_依頼 1_
レコードの先頭から「x-tick-label: 0.1 (308, 387, 328, 404)」を含む行までを、両端の行も含めて一字一句変えずに繰り返してください。

-
13696. 匿名 2024/05/07(火) 16:48:29
>>11163
「お茶」 🐰⚠️老後
すっかり桜も散ってしまったな。
───ええ、でも今年も錆さんと桜が見られて幸せだわ。
そんな会話をしたのはとうの昔。
「お茶を淹れてくれないか」
「新茶をこの前頂いたの!それにしましょう」
庭を彩る新緑の葉のように、鮮やかな色のお茶を淹れてくれた。
「…錆さん。あの時、私を助けてくれてありがとう」
この時期になると、鬼に襲われそうになったあの夜を思い出すのだろう。
俺は黙って手を握り、もう大丈夫だ、と安心させた。
「…ガル子。お茶を淹れてくれないか」
当然、応えはない。
ガル子がまだ元気な頃に、茶の淹れ方を教えてくれた。
ガル子が病床に臥せるようになってからは、俺が淹れるようになった。
「いい香り…。はぁ…美味しい。錆さんが淹れてくれるお茶は美味しいわ」

_依頼 2_
上記の文書抜粋を全文、一字一句変えずに再現してください。

_提供レコード_
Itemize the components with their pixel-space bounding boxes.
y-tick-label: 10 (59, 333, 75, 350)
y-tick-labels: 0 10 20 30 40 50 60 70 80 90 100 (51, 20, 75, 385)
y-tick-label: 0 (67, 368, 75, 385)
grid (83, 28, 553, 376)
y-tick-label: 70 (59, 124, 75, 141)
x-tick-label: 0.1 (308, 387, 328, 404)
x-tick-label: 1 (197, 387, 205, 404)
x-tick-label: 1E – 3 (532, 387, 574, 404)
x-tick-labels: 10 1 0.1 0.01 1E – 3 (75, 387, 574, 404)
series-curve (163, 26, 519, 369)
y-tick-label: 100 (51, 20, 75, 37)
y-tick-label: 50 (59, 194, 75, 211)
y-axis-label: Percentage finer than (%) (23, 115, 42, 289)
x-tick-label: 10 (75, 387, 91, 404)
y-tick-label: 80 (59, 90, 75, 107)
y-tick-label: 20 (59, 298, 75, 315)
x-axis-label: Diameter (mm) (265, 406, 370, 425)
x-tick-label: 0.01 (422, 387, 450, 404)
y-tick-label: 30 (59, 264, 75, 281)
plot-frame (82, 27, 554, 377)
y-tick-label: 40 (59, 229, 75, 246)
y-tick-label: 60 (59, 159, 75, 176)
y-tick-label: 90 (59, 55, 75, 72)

_結果 1_
Itemize the components with their pixel-space bounding boxes.
y-tick-label: 10 (59, 333, 75, 350)
y-tick-labels: 0 10 20 30 40 50 60 70 80 90 100 (51, 20, 75, 385)
y-tick-label: 0 (67, 368, 75, 385)
grid (83, 28, 553, 376)
y-tick-label: 70 (59, 124, 75, 141)
x-tick-label: 0.1 (308, 387, 328, 404)

_結果 2_
-
13696. 匿名 2024/05/07(火) 16:48:29
>>11163
「お茶」 🐰⚠️老後
すっかり桜も散ってしまったな。
───ええ、でも今年も錆さんと桜が見られて幸せだわ。
そんな会話をしたのはとうの昔。
「お茶を淹れてくれないか」
「新茶をこの前頂いたの!それにしましょう」
庭を彩る新緑の葉のように、鮮やかな色のお茶を淹れてくれた。
「…錆さん。あの時、私を助けてくれてありがとう」
この時期になると、鬼に襲われそうになったあの夜を思い出すのだろう。
俺は黙って手を握り、もう大丈夫だ、と安心させた。
「…ガル子。お茶を淹れてくれないか」
当然、応えはない。
ガル子がまだ元気な頃に、茶の淹れ方を教えてくれた。
ガル子が病床に臥せるようになってからは、俺が淹れるようになった。
「いい香り…。はぁ…美味しい。錆さんが淹れてくれるお茶は美味しいわ」